▸ Do this:
Set down every entry word for word. Omit the pictures.

Saved entries
# # # # #
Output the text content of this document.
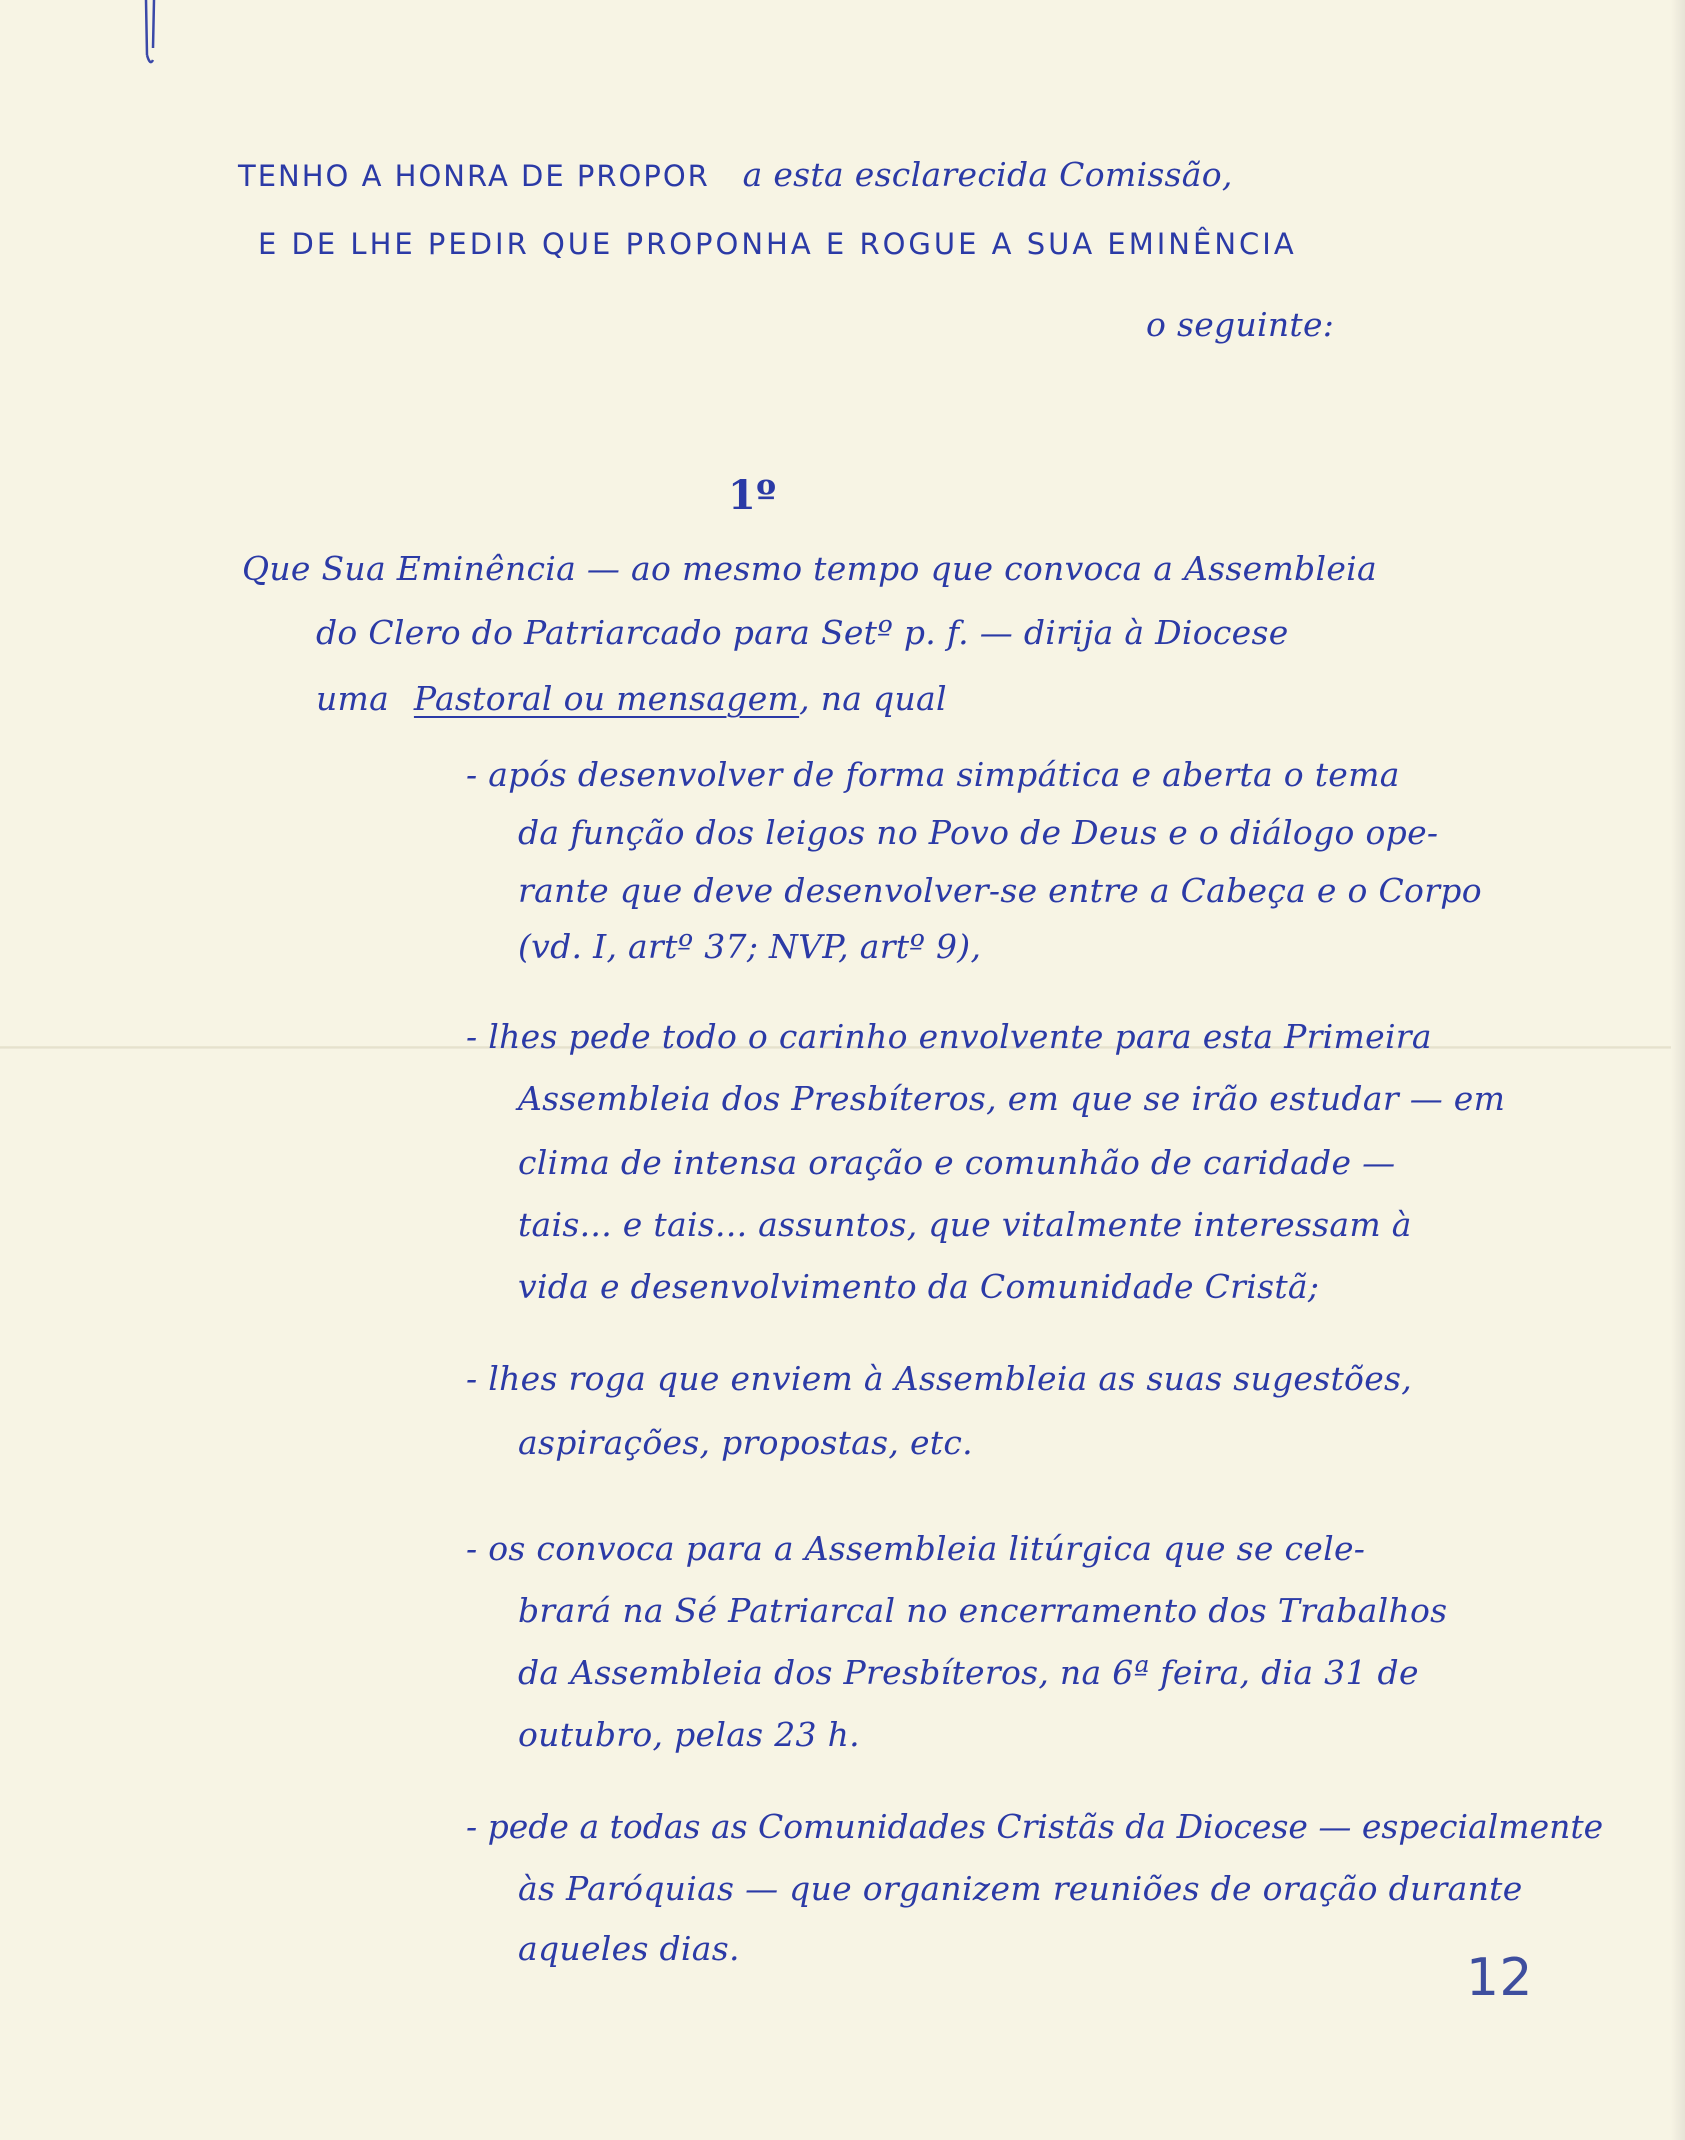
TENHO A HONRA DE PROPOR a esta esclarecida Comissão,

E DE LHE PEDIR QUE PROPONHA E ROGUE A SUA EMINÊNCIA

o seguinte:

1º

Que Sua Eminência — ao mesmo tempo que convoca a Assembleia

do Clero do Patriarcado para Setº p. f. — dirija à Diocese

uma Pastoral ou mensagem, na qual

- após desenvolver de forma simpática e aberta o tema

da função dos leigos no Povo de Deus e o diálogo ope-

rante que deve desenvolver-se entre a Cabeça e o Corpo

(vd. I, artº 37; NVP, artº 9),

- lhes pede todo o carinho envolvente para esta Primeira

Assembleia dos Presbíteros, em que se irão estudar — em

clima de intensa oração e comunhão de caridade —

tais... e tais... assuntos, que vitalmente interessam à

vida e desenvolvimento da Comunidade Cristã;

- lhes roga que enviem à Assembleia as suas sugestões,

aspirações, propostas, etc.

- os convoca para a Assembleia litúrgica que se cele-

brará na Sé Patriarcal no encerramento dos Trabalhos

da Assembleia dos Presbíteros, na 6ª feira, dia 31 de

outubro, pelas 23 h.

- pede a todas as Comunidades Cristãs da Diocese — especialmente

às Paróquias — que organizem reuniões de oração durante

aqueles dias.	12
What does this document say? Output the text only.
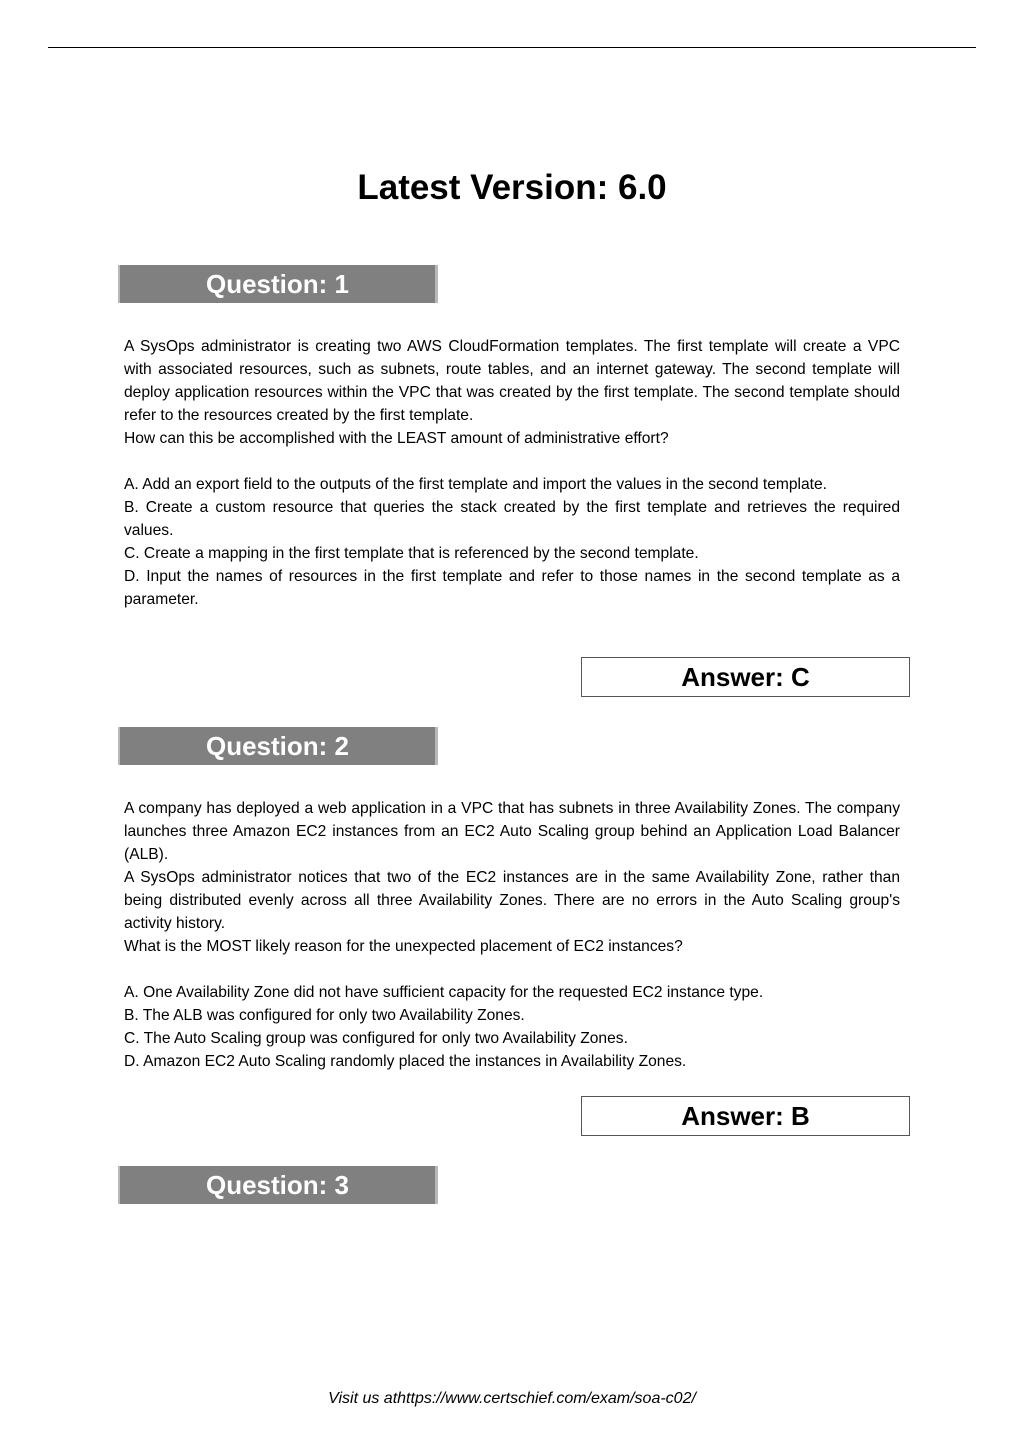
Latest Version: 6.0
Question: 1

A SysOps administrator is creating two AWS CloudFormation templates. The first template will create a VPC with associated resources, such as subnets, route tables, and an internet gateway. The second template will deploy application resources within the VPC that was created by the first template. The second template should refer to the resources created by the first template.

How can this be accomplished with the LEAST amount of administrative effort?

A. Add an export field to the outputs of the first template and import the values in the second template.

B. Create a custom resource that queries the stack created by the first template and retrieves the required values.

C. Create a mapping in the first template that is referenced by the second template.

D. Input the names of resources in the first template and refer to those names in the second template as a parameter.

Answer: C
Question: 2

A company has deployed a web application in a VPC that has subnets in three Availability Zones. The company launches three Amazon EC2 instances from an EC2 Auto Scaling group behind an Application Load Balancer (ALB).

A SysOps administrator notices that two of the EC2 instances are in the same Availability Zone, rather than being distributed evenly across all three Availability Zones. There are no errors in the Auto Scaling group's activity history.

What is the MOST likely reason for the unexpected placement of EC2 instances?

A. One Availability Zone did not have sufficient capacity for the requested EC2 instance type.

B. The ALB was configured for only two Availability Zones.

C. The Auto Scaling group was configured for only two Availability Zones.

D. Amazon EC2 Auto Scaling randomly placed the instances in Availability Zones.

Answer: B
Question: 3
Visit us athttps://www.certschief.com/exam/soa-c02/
# # # # #
▸ Correct response:
Output the text content of this document.
TENHO A HONRA DE PROPOR a esta esclarecida Comissão,

E DE LHE PEDIR QUE PROPONHA E ROGUE A SUA EMINÊNCIA

o seguinte:

1º

Que Sua Eminência — ao mesmo tempo que convoca a Assembleia

do Clero do Patriarcado para Setº p. f. — dirija à Diocese

uma Pastoral ou mensagem, na qual

- após desenvolver de forma simpática e aberta o tema

da função dos leigos no Povo de Deus e o diálogo ope-

rante que deve desenvolver-se entre a Cabeça e o Corpo

(vd. I, artº 37; NVP, artº 9),

- lhes pede todo o carinho envolvente para esta Primeira

Assembleia dos Presbíteros, em que se irão estudar — em

clima de intensa oração e comunhão de caridade —

tais... e tais... assuntos, que vitalmente interessam à

vida e desenvolvimento da Comunidade Cristã;

- lhes roga que enviem à Assembleia as suas sugestões,

aspirações, propostas, etc.

- os convoca para a Assembleia litúrgica que se cele-

brará na Sé Patriarcal no encerramento dos Trabalhos

da Assembleia dos Presbíteros, na 6ª feira, dia 31 de

outubro, pelas 23 h.

- pede a todas as Comunidades Cristãs da Diocese — especialmente

às Paróquias — que organizem reuniões de oração durante

aqueles dias.	12
What does this document say? Output the text only.
Latest Version: 6.0
Question: 1

A SysOps administrator is creating two AWS CloudFormation templates. The first template will create a VPC with associated resources, such as subnets, route tables, and an internet gateway. The second template will deploy application resources within the VPC that was created by the first template. The second template should refer to the resources created by the first template.

How can this be accomplished with the LEAST amount of administrative effort?

A. Add an export field to the outputs of the first template and import the values in the second template.

B. Create a custom resource that queries the stack created by the first template and retrieves the required values.

C. Create a mapping in the first template that is referenced by the second template.

D. Input the names of resources in the first template and refer to those names in the second template as a parameter.

Answer: C
Question: 2

A company has deployed a web application in a VPC that has subnets in three Availability Zones. The company launches three Amazon EC2 instances from an EC2 Auto Scaling group behind an Application Load Balancer (ALB).

A SysOps administrator notices that two of the EC2 instances are in the same Availability Zone, rather than being distributed evenly across all three Availability Zones. There are no errors in the Auto Scaling group's activity history.

What is the MOST likely reason for the unexpected placement of EC2 instances?

A. One Availability Zone did not have sufficient capacity for the requested EC2 instance type.

B. The ALB was configured for only two Availability Zones.

C. The Auto Scaling group was configured for only two Availability Zones.

D. Amazon EC2 Auto Scaling randomly placed the instances in Availability Zones.

Answer: B
Question: 3
Visit us athttps://www.certschief.com/exam/soa-c02/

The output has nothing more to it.